═══ Data for processing ═══
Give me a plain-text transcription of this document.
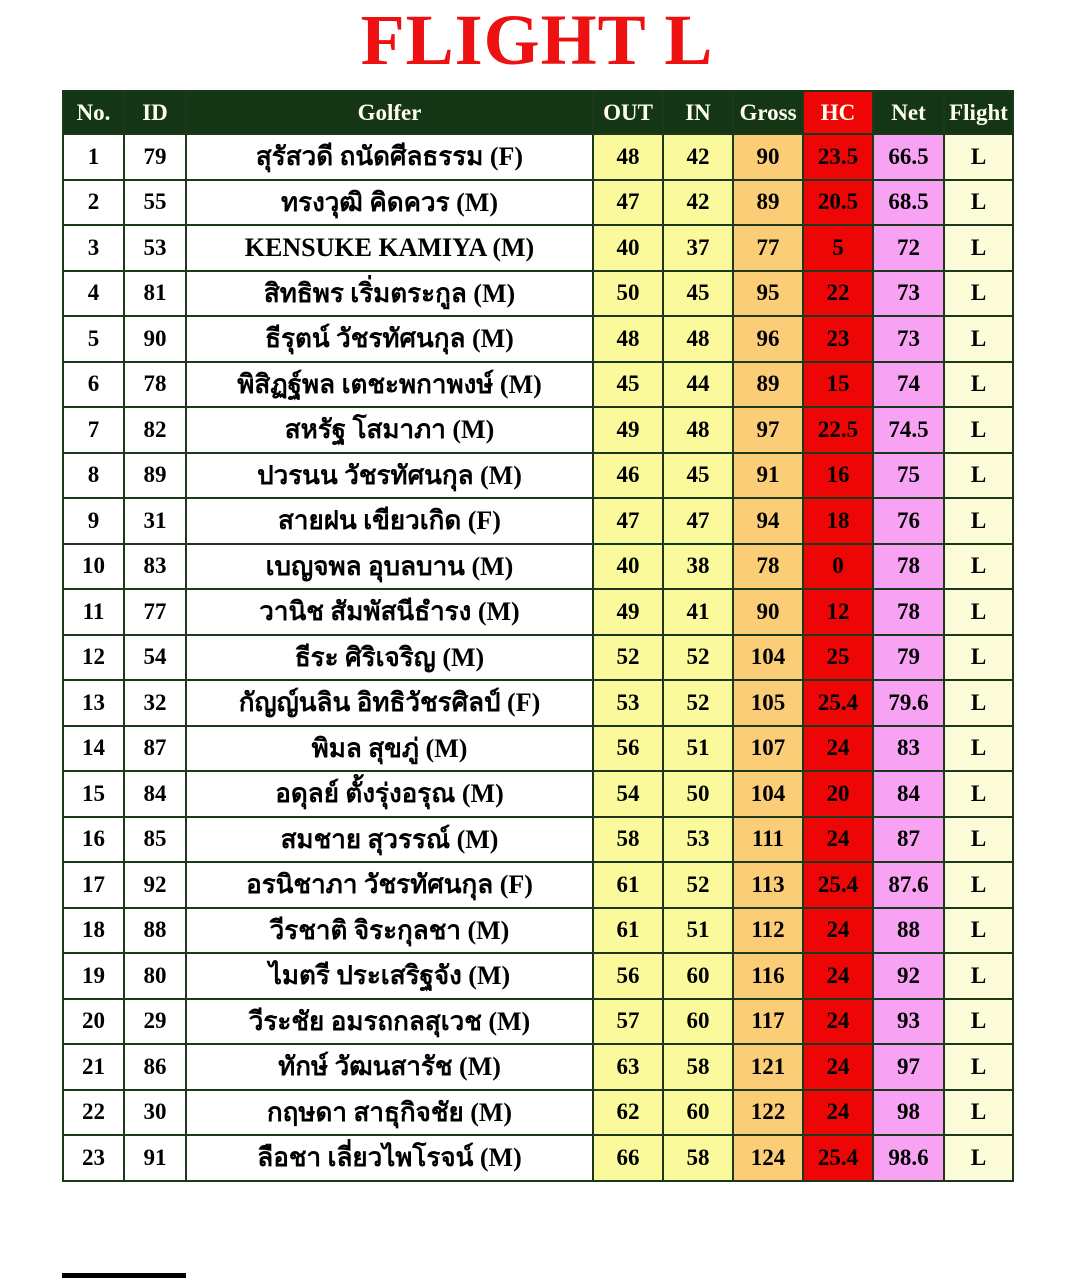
FLIGHT L
No.	ID	Golfer	OUT	IN	Gross	HC	Net	Flight
1	79	สุรัสวดี ถนัดศีลธรรม (F)	48	42	90	23.5	66.5	L
2	55	ทรงวุฒิ คิดควร (M)	47	42	89	20.5	68.5	L
3	53	KENSUKE KAMIYA (M)	40	37	77	5	72	L
4	81	สิทธิพร เริ่มตระกูล (M)	50	45	95	22	73	L
5	90	ธีรุตน์ วัชรทัศนกุล (M)	48	48	96	23	73	L
6	78	พิสิฏฐ์พล เตชะพกาพงษ์ (M)	45	44	89	15	74	L
7	82	สหรัฐ โสมาภา (M)	49	48	97	22.5	74.5	L
8	89	ปวรนน วัชรทัศนกุล (M)	46	45	91	16	75	L
9	31	สายฝน เขียวเกิด (F)	47	47	94	18	76	L
10	83	เบญจพล อุบลบาน (M)	40	38	78	0	78	L
11	77	วานิช สัมพัสนีธำรง (M)	49	41	90	12	78	L
12	54	ธีระ ศิริเจริญ (M)	52	52	104	25	79	L
13	32	กัญญ์นลิน อิทธิวัชรศิลป์ (F)	53	52	105	25.4	79.6	L
14	87	พิมล สุขภู่ (M)	56	51	107	24	83	L
15	84	อดุลย์ ตั้งรุ่งอรุณ (M)	54	50	104	20	84	L
16	85	สมชาย สุวรรณ์ (M)	58	53	111	24	87	L
17	92	อรนิชาภา วัชรทัศนกุล (F)	61	52	113	25.4	87.6	L
18	88	วีรชาติ จิระกุลชา (M)	61	51	112	24	88	L
19	80	ไมตรี ประเสริฐจัง (M)	56	60	116	24	92	L
20	29	วีระชัย อมรถกลสุเวช (M)	57	60	117	24	93	L
21	86	ทักษ์ วัฒนสารัช (M)	63	58	121	24	97	L
22	30	กฤษดา สาธุกิจชัย (M)	62	60	122	24	98	L
23	91	ลือชา เลี่ยวไพโรจน์ (M)	66	58	124	25.4	98.6	L
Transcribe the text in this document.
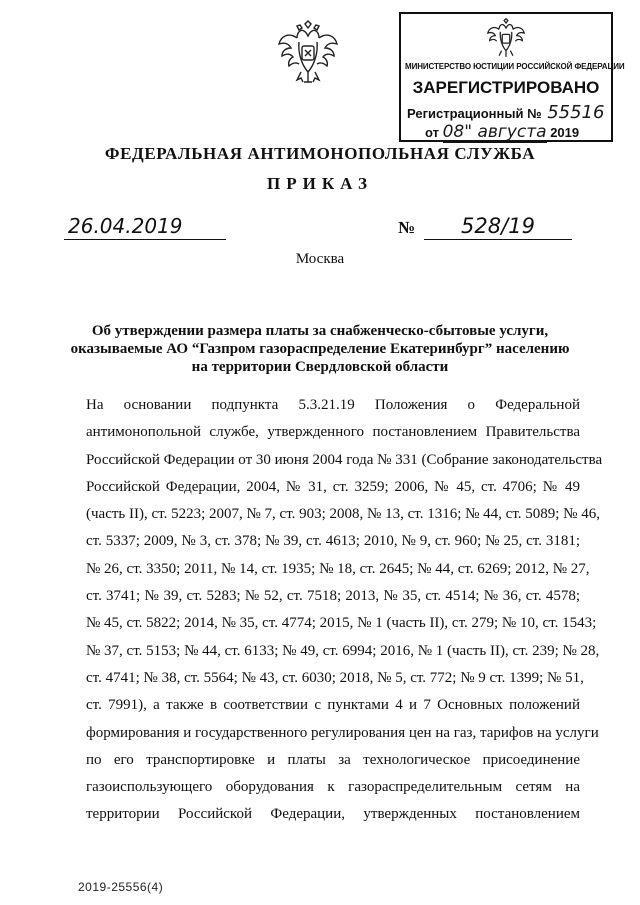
МИНИСТЕРСТВО ЮСТИЦИИ РОССИЙСКОЙ ФЕДЕРАЦИИ
ЗАРЕГИСТРИРОВАНО
Регистрационный № 55516
от 08" августа 2019
ФЕДЕРАЛЬНАЯ АНТИМОНОПОЛЬНАЯ СЛУЖБА
ПРИКАЗ
26.04.2019	№	528/19
Москва
Об утверждении размера платы за снабженческо-сбытовые услуги,
оказываемые АО “Газпром газораспределение Екатеринбург” населению
на территории Свердловской области

На основании подпункта 5.3.21.19 Положения о Федеральной
антимонопольной службе, утвержденного постановлением Правительства
Российской Федерации от 30 июня 2004 года № 331 (Собрание законодательства
Российской Федерации, 2004, № 31, ст. 3259; 2006, № 45, ст. 4706; № 49
(часть II), ст. 5223; 2007, № 7, ст. 903; 2008, № 13, ст. 1316; № 44, ст. 5089; № 46,
ст. 5337; 2009, № 3, ст. 378; № 39, ст. 4613; 2010, № 9, ст. 960; № 25, ст. 3181;
№ 26, ст. 3350; 2011, № 14, ст. 1935; № 18, ст. 2645; № 44, ст. 6269; 2012, № 27,
ст. 3741; № 39, ст. 5283; № 52, ст. 7518; 2013, № 35, ст. 4514; № 36, ст. 4578;
№ 45, ст. 5822; 2014, № 35, ст. 4774; 2015, № 1 (часть II), ст. 279; № 10, ст. 1543;
№ 37, ст. 5153; № 44, ст. 6133; № 49, ст. 6994; 2016, № 1 (часть II), ст. 239; № 28,
ст. 4741; № 38, ст. 5564; № 43, ст. 6030; 2018, № 5, ст. 772; № 9 ст. 1399; № 51,
ст. 7991), а также в соответствии с пунктами 4 и 7 Основных положений
формирования и государственного регулирования цен на газ, тарифов на услуги
по его транспортировке и платы за технологическое присоединение
газоиспользующего оборудования к газораспределительным сетям на
территории Российской Федерации, утвержденных постановлением

2019-25556(4)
═══
_What is expected_
Transcribe all of the records above character for character. Exclude the pictures.

_Solution for this exercise_
Give me a plain-text transcription of this document.
FLIGHT L
No.	ID	Golfer	OUT	IN	Gross	HC	Net	Flight
1	79	สุรัสวดี ถนัดศีลธรรม (F)	48	42	90	23.5	66.5	L
2	55	ทรงวุฒิ คิดควร (M)	47	42	89	20.5	68.5	L
3	53	KENSUKE KAMIYA (M)	40	37	77	5	72	L
4	81	สิทธิพร เริ่มตระกูล (M)	50	45	95	22	73	L
5	90	ธีรุตน์ วัชรทัศนกุล (M)	48	48	96	23	73	L
6	78	พิสิฏฐ์พล เตชะพกาพงษ์ (M)	45	44	89	15	74	L
7	82	สหรัฐ โสมาภา (M)	49	48	97	22.5	74.5	L
8	89	ปวรนน วัชรทัศนกุล (M)	46	45	91	16	75	L
9	31	สายฝน เขียวเกิด (F)	47	47	94	18	76	L
10	83	เบญจพล อุบลบาน (M)	40	38	78	0	78	L
11	77	วานิช สัมพัสนีธำรง (M)	49	41	90	12	78	L
12	54	ธีระ ศิริเจริญ (M)	52	52	104	25	79	L
13	32	กัญญ์นลิน อิทธิวัชรศิลป์ (F)	53	52	105	25.4	79.6	L
14	87	พิมล สุขภู่ (M)	56	51	107	24	83	L
15	84	อดุลย์ ตั้งรุ่งอรุณ (M)	54	50	104	20	84	L
16	85	สมชาย สุวรรณ์ (M)	58	53	111	24	87	L
17	92	อรนิชาภา วัชรทัศนกุล (F)	61	52	113	25.4	87.6	L
18	88	วีรชาติ จิระกุลชา (M)	61	51	112	24	88	L
19	80	ไมตรี ประเสริฐจัง (M)	56	60	116	24	92	L
20	29	วีระชัย อมรถกลสุเวช (M)	57	60	117	24	93	L
21	86	ทักษ์ วัฒนสารัช (M)	63	58	121	24	97	L
22	30	กฤษดา สาธุกิจชัย (M)	62	60	122	24	98	L
23	91	ลือชา เลี่ยวไพโรจน์ (M)	66	58	124	25.4	98.6	L
Transcribe the text in this document.
МИНИСТЕРСТВО ЮСТИЦИИ РОССИЙСКОЙ ФЕДЕРАЦИИ
ЗАРЕГИСТРИРОВАНО
Регистрационный № 55516
от 08" августа 2019
ФЕДЕРАЛЬНАЯ АНТИМОНОПОЛЬНАЯ СЛУЖБА
ПРИКАЗ
26.04.2019	№	528/19
Москва
Об утверждении размера платы за снабженческо-сбытовые услуги,
оказываемые АО “Газпром газораспределение Екатеринбург” населению
на территории Свердловской области

На основании подпункта 5.3.21.19 Положения о Федеральной
антимонопольной службе, утвержденного постановлением Правительства
Российской Федерации от 30 июня 2004 года № 331 (Собрание законодательства
Российской Федерации, 2004, № 31, ст. 3259; 2006, № 45, ст. 4706; № 49
(часть II), ст. 5223; 2007, № 7, ст. 903; 2008, № 13, ст. 1316; № 44, ст. 5089; № 46,
ст. 5337; 2009, № 3, ст. 378; № 39, ст. 4613; 2010, № 9, ст. 960; № 25, ст. 3181;
№ 26, ст. 3350; 2011, № 14, ст. 1935; № 18, ст. 2645; № 44, ст. 6269; 2012, № 27,
ст. 3741; № 39, ст. 5283; № 52, ст. 7518; 2013, № 35, ст. 4514; № 36, ст. 4578;
№ 45, ст. 5822; 2014, № 35, ст. 4774; 2015, № 1 (часть II), ст. 279; № 10, ст. 1543;
№ 37, ст. 5153; № 44, ст. 6133; № 49, ст. 6994; 2016, № 1 (часть II), ст. 239; № 28,
ст. 4741; № 38, ст. 5564; № 43, ст. 6030; 2018, № 5, ст. 772; № 9 ст. 1399; № 51,
ст. 7991), а также в соответствии с пунктами 4 и 7 Основных положений
формирования и государственного регулирования цен на газ, тарифов на услуги
по его транспортировке и платы за технологическое присоединение
газоиспользующего оборудования к газораспределительным сетям на
территории Российской Федерации, утвержденных постановлением

2019-25556(4)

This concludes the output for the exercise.